- _STATED PROBLEM_: Select the lines that hold the word "island" and copy each one.

- _RECORDS TO PROCESS_:
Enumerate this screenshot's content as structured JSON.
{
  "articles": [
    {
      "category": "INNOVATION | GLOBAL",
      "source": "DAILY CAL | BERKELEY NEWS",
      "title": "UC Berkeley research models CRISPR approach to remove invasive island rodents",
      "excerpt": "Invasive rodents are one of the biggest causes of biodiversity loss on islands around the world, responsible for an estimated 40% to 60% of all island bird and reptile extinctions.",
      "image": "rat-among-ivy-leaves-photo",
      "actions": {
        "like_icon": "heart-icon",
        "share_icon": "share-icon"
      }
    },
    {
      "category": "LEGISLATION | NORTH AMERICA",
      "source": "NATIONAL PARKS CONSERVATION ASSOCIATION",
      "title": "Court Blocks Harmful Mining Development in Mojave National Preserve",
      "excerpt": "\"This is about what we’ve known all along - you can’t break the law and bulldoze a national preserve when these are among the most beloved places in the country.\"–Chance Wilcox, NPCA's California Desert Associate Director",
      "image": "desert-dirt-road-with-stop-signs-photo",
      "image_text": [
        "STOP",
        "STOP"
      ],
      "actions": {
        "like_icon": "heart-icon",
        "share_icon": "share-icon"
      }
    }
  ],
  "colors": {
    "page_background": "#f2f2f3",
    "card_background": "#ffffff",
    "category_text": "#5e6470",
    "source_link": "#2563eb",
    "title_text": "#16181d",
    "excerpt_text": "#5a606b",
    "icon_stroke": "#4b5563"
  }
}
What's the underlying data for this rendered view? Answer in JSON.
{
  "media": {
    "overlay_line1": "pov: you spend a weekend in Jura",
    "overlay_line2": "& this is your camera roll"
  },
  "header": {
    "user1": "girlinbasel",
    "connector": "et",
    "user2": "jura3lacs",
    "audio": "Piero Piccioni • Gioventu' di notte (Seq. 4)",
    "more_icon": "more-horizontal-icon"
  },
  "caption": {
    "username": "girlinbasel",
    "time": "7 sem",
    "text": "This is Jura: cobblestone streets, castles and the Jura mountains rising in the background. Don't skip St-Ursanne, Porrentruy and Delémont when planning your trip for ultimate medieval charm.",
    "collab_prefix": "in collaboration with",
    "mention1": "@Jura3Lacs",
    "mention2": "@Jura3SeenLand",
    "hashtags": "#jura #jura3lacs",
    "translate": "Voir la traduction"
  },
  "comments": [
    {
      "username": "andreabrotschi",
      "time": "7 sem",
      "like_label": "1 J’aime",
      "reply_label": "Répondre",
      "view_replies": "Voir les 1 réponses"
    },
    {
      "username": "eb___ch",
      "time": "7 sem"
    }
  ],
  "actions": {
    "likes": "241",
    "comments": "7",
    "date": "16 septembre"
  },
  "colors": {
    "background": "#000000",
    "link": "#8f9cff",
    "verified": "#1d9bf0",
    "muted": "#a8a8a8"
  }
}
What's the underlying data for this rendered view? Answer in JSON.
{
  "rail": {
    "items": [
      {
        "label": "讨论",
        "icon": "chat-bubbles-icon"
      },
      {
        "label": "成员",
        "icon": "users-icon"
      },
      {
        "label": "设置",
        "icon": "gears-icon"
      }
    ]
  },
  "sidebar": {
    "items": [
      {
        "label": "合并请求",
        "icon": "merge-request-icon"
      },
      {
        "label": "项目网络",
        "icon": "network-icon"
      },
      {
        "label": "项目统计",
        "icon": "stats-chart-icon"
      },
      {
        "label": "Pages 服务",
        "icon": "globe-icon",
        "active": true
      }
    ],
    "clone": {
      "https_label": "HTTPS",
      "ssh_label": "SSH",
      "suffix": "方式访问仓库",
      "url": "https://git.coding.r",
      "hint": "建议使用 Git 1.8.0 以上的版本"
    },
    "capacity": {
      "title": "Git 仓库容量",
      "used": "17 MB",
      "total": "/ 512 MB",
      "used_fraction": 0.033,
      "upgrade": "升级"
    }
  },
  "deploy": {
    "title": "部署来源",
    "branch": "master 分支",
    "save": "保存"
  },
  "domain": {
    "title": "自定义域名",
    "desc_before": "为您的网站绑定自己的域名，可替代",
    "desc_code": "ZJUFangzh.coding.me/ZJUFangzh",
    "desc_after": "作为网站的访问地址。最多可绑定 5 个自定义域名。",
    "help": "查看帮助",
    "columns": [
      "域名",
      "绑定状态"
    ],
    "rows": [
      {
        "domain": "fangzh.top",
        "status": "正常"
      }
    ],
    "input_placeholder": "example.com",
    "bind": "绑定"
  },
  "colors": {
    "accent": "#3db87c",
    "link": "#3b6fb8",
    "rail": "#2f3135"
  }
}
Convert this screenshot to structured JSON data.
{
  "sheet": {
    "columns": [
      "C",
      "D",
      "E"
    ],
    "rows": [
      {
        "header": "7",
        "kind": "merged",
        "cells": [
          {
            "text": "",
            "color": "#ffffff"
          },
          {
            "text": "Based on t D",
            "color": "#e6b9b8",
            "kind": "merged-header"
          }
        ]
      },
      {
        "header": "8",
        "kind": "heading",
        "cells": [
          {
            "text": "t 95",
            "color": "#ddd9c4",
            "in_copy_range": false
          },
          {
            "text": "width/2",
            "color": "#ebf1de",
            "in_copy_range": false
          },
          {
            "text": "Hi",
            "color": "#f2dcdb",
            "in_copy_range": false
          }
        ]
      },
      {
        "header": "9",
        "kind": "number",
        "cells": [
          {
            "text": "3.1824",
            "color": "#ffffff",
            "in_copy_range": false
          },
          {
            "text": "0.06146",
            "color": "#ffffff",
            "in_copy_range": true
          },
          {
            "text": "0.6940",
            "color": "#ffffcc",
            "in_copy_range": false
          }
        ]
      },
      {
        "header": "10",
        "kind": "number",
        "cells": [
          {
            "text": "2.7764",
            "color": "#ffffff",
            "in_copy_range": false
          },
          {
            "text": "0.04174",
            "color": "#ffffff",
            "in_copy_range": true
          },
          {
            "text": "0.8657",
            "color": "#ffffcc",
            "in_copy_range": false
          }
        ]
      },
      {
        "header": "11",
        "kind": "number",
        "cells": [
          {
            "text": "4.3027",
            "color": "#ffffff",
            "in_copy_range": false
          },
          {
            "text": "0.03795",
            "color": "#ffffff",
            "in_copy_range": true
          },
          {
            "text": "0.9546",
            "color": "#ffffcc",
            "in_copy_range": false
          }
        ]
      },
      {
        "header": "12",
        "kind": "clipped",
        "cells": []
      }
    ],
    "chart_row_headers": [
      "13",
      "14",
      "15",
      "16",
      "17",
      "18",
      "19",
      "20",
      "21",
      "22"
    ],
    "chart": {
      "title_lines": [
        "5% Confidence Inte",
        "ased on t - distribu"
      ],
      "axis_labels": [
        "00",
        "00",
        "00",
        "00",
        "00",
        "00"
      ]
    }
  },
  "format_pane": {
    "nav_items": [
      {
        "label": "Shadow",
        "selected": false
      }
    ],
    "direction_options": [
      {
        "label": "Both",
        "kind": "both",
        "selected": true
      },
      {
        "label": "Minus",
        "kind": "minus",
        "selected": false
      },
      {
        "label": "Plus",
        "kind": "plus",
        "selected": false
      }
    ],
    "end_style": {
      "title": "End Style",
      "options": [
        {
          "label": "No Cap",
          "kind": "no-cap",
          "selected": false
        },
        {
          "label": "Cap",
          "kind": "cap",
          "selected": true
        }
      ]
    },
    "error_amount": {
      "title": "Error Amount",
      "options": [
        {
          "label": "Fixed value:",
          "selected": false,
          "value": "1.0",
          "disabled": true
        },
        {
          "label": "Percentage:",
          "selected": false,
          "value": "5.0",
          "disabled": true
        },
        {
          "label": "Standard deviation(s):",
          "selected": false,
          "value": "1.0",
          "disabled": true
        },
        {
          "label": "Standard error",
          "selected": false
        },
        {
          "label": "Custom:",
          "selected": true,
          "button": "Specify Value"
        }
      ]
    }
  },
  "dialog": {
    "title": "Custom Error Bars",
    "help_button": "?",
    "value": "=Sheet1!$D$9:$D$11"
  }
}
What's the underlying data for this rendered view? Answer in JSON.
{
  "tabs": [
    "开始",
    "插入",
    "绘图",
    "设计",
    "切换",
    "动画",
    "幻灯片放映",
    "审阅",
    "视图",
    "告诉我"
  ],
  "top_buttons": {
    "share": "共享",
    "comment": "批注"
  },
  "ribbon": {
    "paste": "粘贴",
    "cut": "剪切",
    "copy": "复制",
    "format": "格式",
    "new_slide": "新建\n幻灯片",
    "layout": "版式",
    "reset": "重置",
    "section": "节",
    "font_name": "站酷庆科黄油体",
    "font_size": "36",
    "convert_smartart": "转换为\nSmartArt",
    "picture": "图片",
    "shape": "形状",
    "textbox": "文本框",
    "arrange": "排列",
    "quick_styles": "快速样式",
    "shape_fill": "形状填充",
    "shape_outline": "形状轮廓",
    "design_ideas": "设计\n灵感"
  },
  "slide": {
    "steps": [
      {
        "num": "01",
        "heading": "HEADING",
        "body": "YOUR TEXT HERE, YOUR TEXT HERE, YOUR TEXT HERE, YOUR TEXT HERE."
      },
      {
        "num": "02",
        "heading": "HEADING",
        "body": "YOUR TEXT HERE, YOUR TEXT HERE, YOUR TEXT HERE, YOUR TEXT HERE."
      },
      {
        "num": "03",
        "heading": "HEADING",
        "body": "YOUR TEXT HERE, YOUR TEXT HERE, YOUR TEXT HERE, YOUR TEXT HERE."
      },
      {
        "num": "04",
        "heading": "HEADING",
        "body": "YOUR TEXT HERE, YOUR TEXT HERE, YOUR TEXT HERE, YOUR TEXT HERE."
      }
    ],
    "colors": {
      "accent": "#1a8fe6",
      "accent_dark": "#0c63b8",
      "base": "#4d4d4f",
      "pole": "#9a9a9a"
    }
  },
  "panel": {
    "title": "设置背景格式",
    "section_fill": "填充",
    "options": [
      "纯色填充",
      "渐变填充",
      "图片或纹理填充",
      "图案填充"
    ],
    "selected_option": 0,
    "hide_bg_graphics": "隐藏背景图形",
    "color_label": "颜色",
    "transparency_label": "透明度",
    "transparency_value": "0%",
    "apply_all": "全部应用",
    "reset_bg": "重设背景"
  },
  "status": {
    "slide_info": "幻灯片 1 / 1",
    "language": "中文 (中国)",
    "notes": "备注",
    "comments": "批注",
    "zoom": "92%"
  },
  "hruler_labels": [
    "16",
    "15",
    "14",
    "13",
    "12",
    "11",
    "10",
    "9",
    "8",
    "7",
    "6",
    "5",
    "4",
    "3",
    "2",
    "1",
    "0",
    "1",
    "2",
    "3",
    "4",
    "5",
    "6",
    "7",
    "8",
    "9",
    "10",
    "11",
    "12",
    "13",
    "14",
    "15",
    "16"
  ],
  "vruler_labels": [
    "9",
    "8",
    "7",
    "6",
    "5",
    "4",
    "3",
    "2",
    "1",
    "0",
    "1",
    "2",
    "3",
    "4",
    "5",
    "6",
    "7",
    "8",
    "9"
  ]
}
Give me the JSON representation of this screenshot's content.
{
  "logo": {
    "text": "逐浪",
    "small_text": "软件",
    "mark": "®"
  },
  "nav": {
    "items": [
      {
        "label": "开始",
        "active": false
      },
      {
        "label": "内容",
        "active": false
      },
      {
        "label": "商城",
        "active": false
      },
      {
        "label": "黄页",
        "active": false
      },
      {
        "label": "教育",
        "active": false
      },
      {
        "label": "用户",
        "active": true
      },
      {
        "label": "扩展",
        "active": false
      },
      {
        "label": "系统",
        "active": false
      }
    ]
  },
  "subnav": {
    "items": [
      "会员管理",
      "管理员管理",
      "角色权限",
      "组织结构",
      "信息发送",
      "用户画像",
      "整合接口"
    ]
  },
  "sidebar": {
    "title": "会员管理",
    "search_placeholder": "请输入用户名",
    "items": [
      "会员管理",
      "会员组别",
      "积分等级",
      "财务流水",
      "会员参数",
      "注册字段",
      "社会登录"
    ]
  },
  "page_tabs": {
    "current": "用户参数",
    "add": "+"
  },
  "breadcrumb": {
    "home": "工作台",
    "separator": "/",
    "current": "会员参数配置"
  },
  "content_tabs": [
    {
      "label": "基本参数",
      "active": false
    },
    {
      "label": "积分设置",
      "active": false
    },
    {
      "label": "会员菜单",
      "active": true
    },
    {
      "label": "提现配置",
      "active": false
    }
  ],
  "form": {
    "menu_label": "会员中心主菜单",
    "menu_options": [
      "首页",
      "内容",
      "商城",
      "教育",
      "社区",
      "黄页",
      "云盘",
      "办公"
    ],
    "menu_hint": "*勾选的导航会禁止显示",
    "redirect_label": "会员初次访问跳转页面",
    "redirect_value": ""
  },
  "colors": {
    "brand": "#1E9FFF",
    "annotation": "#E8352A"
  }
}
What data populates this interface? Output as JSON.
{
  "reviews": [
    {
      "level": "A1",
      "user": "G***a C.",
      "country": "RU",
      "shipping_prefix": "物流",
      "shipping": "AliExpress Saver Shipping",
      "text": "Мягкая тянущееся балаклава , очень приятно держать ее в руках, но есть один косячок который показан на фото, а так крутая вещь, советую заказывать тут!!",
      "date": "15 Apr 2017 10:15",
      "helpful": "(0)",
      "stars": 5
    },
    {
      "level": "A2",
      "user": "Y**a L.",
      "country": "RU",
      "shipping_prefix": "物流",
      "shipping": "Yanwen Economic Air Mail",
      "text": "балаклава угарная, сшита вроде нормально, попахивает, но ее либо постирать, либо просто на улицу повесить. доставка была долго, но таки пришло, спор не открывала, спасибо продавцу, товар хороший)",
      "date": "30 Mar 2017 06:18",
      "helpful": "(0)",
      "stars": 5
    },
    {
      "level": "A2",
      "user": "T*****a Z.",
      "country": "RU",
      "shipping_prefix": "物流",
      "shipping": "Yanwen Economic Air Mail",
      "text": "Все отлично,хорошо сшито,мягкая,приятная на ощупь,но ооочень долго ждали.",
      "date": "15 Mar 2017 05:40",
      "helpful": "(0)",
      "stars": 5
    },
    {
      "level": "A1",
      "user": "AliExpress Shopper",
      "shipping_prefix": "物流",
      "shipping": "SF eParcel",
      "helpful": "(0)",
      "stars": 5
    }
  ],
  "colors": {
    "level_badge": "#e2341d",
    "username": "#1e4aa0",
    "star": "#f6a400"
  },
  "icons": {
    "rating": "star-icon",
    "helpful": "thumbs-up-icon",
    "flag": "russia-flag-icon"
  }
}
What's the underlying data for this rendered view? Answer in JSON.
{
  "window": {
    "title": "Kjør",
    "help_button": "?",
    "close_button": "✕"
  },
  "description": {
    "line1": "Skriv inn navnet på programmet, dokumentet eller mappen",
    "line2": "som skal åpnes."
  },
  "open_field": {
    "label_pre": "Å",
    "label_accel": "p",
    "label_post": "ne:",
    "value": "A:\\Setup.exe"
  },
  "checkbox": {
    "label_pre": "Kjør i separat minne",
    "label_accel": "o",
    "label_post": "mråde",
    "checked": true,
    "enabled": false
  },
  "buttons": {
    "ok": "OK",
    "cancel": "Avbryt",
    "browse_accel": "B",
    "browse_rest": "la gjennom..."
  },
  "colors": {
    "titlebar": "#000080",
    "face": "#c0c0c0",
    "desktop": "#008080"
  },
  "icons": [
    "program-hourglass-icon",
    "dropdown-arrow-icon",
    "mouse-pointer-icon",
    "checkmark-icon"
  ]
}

- _ANSWER FOR THE TASK_:
      "title": "UC Berkeley research models CRISPR approach to remove invasive island rodents",
      "excerpt": "Invasive rodents are one of the biggest causes of biodiversity loss on islands around the world, responsible for an estimated 40% to 60% of all island bird and reptile extinctions.",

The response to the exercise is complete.